**Do this:** Collect all lines from the listing that include the string "name".
::: Provided data
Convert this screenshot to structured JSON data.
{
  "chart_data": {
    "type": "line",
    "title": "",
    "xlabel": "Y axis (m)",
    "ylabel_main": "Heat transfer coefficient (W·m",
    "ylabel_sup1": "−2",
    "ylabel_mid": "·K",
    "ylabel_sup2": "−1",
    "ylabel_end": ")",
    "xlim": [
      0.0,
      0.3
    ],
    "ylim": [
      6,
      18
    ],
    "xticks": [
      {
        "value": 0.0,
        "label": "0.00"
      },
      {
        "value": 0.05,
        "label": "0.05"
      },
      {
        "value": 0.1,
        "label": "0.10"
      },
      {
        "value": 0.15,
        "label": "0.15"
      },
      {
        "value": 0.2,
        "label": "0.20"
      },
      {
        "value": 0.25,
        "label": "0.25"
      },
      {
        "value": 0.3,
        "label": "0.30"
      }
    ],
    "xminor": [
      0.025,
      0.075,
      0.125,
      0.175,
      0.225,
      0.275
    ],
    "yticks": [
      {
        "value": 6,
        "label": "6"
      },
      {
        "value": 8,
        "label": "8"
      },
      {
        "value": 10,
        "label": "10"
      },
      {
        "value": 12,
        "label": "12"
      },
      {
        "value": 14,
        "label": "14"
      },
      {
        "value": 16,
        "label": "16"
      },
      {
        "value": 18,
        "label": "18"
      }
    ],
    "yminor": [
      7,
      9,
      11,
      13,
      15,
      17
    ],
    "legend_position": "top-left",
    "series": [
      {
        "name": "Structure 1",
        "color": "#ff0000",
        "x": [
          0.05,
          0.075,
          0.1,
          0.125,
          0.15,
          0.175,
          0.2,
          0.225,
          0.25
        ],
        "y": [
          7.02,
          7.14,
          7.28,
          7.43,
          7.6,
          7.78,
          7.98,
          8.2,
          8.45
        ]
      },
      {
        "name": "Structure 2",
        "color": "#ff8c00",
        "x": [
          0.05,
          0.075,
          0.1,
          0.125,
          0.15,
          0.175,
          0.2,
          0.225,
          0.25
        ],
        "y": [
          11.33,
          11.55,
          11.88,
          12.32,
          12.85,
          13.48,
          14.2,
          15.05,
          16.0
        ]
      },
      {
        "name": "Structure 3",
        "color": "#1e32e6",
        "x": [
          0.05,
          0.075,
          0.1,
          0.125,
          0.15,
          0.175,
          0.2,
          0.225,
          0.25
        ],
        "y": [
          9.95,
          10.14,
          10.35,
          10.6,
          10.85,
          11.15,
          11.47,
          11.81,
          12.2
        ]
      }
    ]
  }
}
::::::
**Finished exercise:**
        "name": "Structure 1",
        "name": "Structure 2",
        "name": "Structure 3",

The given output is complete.